GOAL: Extract all lines from the data beneath that include the word "name".

RECORDS FOR PROCESSING:
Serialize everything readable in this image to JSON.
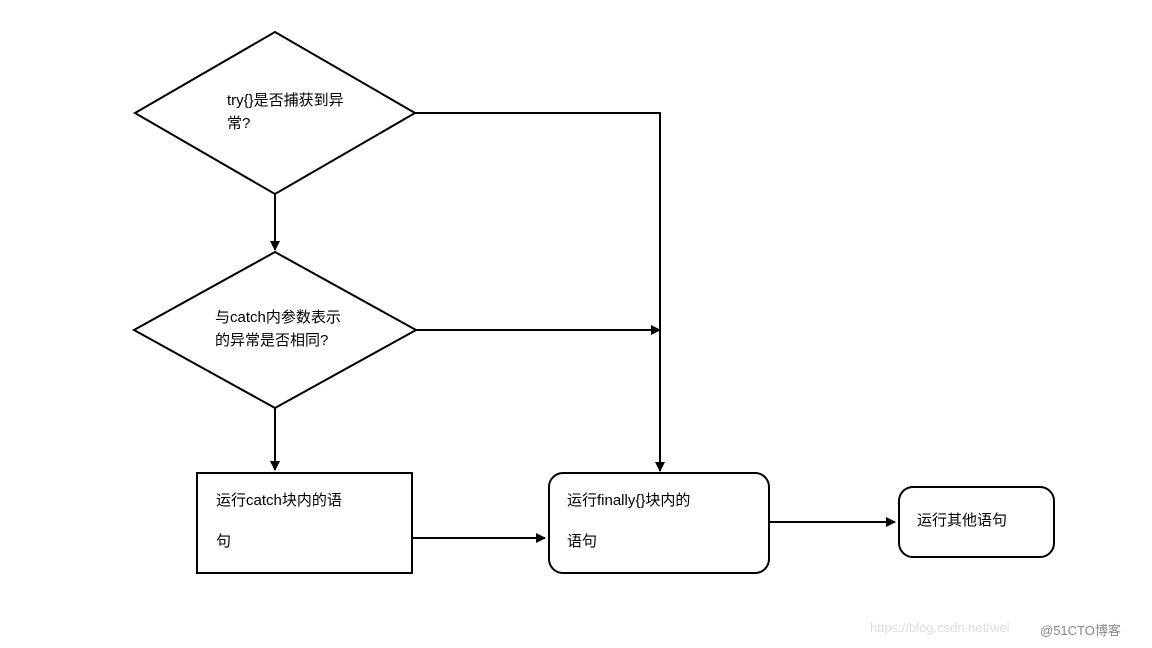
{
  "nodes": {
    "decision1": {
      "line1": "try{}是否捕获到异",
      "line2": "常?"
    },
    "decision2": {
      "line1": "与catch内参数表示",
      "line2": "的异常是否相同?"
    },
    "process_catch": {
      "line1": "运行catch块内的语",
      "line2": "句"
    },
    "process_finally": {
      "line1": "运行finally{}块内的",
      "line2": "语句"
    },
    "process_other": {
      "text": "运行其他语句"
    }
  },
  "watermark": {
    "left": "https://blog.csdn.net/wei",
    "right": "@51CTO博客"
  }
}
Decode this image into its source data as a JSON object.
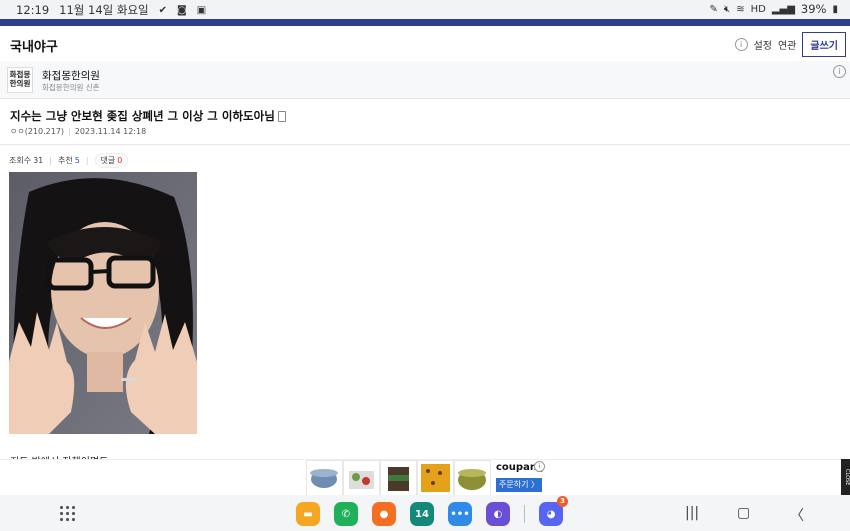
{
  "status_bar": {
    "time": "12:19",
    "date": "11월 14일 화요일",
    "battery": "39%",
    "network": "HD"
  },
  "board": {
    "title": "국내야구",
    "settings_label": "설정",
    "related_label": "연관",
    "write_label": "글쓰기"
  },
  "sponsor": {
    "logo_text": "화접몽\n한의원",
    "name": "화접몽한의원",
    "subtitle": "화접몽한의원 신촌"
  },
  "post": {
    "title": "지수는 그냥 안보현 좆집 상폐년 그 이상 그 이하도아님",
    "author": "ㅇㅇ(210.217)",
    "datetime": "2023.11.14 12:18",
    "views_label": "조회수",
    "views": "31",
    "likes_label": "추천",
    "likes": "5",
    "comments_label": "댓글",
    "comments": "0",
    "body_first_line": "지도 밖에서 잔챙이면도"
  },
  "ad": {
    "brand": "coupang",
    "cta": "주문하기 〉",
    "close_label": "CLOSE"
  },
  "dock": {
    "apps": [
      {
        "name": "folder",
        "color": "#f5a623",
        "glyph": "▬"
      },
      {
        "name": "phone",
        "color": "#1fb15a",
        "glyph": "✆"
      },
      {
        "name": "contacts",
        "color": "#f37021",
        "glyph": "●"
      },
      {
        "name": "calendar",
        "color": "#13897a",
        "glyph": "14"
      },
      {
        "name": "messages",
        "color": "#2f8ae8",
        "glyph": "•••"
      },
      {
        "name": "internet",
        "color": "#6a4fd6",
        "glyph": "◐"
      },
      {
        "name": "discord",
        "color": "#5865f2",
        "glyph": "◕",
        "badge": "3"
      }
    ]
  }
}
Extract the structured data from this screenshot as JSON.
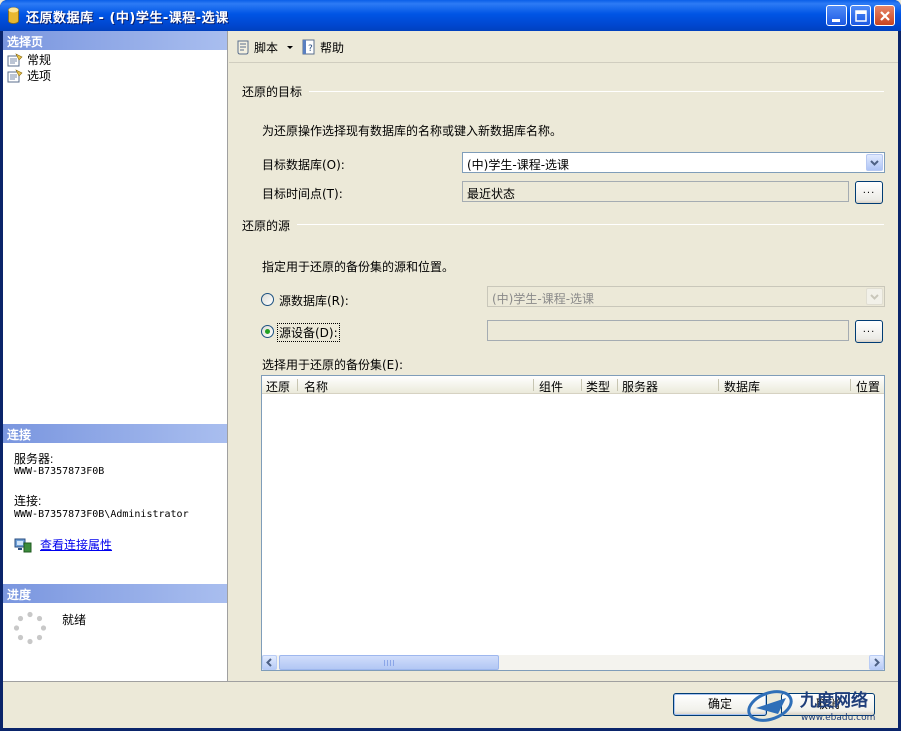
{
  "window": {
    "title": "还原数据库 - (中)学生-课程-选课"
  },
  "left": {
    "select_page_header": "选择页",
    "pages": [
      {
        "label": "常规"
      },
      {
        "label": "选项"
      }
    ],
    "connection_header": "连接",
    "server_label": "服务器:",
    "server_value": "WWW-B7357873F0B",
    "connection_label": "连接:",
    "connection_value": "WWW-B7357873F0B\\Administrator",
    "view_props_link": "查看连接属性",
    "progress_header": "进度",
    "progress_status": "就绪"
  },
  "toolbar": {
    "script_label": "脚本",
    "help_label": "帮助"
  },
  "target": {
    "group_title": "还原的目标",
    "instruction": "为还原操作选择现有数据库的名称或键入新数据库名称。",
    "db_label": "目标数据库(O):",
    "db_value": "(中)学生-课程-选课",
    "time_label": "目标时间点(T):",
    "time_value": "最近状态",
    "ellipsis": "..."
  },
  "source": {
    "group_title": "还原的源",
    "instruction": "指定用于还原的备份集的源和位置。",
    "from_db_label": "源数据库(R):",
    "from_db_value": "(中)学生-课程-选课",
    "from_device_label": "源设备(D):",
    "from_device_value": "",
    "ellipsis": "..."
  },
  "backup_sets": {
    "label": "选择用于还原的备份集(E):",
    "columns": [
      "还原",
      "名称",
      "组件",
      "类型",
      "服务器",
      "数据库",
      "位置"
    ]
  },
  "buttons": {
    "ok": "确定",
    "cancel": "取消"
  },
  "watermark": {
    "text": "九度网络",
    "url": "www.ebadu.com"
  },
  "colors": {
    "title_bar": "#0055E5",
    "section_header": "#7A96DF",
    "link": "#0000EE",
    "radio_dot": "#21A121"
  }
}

RESPONSE:
    "name": "화접몽한의원",
        "name": "folder",
        "name": "phone",
        "name": "contacts",
        "name": "calendar",
        "name": "messages",
        "name": "internet",
        "name": "discord",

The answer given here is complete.